╭──

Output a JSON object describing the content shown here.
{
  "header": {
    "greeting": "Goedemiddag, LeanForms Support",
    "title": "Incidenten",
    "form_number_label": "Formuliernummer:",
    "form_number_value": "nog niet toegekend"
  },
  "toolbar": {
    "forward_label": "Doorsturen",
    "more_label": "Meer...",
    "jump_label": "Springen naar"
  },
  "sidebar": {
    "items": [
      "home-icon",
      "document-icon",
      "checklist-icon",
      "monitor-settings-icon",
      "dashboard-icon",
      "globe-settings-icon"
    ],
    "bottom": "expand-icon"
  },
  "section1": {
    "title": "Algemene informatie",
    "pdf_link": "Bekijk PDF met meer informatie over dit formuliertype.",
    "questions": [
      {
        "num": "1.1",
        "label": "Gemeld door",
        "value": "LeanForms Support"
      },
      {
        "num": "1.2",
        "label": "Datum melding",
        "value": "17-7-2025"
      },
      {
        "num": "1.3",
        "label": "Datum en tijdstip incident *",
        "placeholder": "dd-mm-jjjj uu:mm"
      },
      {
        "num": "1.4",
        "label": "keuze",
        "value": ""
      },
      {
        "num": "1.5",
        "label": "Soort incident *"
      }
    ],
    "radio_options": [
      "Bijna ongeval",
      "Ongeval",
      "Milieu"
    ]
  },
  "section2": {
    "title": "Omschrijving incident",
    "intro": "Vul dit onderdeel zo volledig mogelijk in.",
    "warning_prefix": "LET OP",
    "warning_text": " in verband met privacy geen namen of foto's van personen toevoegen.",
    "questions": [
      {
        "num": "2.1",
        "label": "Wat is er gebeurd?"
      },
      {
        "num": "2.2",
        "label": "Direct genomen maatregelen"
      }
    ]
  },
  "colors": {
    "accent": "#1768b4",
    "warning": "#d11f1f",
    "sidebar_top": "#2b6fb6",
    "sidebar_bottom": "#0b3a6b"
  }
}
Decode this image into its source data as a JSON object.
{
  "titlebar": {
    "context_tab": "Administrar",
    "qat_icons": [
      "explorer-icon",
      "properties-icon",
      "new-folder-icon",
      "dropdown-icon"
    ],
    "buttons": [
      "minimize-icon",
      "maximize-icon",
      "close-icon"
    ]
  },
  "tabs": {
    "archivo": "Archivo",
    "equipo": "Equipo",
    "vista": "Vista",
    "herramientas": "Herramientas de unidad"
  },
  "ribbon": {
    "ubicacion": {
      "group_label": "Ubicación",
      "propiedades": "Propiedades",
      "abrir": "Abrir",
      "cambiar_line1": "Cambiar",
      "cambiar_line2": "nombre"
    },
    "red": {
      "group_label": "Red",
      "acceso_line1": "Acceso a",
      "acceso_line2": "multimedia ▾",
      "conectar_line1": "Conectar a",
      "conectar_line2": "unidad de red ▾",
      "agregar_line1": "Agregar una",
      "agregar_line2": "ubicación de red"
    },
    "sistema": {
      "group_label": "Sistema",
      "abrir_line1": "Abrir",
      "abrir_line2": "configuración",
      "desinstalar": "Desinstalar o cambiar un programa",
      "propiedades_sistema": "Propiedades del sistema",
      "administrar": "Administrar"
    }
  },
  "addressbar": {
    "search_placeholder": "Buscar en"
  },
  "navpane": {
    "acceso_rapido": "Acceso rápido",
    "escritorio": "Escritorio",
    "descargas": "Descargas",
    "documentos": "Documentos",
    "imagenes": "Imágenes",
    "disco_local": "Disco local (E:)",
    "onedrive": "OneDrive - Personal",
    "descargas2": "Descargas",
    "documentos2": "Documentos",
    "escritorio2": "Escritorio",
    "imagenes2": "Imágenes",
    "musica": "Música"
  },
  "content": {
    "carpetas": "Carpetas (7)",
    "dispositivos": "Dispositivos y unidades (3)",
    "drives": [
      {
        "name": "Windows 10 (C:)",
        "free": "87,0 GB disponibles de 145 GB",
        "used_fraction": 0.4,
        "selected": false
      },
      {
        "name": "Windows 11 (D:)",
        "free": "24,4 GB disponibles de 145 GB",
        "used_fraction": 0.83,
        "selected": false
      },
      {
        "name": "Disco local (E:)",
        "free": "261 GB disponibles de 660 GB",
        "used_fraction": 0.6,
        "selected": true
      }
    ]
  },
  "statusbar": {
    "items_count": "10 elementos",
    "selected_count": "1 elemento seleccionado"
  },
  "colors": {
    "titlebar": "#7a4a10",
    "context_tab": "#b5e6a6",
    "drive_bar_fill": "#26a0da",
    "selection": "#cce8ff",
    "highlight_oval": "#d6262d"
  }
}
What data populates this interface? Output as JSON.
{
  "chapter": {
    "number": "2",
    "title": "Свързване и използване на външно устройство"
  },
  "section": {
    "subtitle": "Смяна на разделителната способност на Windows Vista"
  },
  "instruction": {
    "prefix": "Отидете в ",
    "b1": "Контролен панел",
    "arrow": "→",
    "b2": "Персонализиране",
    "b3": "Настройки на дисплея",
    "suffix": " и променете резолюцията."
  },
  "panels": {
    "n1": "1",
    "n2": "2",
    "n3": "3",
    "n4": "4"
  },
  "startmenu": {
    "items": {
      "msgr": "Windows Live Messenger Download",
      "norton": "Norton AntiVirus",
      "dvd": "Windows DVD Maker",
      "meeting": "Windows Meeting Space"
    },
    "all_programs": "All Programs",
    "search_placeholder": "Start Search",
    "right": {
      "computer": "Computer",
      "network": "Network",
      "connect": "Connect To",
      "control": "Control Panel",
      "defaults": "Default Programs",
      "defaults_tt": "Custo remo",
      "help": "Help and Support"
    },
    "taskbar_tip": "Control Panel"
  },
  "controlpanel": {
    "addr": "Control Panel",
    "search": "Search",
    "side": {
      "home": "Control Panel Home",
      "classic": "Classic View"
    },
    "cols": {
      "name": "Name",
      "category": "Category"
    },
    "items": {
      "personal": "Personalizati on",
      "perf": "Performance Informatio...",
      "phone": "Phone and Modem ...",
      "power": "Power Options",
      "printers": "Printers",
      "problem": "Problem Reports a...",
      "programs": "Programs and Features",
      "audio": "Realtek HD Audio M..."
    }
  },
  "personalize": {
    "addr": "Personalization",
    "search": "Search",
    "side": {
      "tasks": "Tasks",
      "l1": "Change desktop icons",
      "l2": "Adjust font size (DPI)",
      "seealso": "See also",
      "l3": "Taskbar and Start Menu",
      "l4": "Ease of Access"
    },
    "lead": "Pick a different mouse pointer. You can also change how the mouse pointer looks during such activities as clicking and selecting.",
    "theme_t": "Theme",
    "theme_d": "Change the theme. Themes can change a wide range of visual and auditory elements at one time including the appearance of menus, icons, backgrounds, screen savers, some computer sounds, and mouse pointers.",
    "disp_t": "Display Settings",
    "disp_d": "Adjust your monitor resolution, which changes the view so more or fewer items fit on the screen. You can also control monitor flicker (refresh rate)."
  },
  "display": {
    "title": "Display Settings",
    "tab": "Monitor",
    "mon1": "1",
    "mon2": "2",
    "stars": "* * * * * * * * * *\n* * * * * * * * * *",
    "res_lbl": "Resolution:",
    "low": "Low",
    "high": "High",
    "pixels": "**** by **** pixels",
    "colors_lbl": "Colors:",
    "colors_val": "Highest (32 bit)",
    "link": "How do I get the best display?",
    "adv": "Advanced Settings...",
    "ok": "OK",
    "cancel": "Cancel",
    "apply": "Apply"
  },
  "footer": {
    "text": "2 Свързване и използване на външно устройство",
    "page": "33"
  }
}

╰──

ACTIVITY: Check each line of the data above, and please copy the ones in which the string "Datum" occurs.

TASK OUTPUT:
        "label": "Datum melding",
        "label": "Datum en tijdstip incident *",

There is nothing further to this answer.